● **Task prompt**:
Copy out every line of the records where the string "potenza" occurs.

● **Provided material**:
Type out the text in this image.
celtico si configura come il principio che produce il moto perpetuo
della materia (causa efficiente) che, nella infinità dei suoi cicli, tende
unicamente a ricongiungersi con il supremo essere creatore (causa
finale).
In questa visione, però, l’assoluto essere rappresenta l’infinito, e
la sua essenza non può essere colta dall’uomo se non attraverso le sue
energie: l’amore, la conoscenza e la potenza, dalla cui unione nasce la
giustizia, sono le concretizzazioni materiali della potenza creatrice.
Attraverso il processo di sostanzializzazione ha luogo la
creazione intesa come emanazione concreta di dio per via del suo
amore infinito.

● **Reply to the exercise**:
energie: l’amore, la conoscenza e la potenza, dalla cui unione nasce la
giustizia, sono le concretizzazioni materiali della potenza creatrice.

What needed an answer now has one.